··· DATA LINES

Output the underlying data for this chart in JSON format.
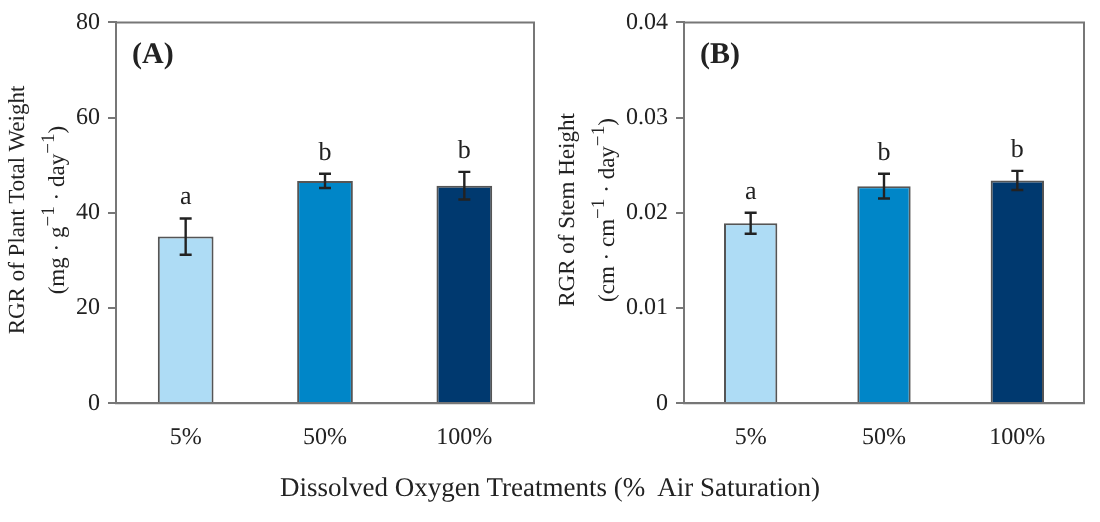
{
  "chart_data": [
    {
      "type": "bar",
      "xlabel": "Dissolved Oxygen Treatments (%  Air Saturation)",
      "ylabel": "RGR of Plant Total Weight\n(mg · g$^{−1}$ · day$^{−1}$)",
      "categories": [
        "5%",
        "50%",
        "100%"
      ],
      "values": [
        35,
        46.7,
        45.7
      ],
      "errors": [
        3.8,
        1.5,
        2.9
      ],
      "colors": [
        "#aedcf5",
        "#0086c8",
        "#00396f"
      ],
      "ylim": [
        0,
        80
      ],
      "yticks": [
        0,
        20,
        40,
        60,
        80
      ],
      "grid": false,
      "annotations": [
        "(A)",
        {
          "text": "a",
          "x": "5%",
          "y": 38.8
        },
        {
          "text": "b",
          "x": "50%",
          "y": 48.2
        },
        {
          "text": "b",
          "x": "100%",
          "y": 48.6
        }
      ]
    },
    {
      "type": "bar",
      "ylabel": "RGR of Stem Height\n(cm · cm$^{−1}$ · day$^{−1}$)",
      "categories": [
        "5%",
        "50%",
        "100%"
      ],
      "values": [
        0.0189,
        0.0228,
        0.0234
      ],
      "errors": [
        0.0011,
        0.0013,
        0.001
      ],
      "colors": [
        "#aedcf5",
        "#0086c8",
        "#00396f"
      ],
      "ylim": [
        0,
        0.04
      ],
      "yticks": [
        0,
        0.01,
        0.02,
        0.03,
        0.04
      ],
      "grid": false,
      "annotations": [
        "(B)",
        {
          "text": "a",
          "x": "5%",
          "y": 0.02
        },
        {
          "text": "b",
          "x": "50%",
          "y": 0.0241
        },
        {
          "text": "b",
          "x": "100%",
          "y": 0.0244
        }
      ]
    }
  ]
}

······

**TASK OBJECTIVE**
Identify all lines in the records above with the word "ylabel".

**TASK RESPONSE**
      "ylabel": "RGR of Plant Total Weight\n(mg · g$^{−1}$ · day$^{−1}$)",
      "ylabel": "RGR of Stem Height\n(cm · cm$^{−1}$ · day$^{−1}$)",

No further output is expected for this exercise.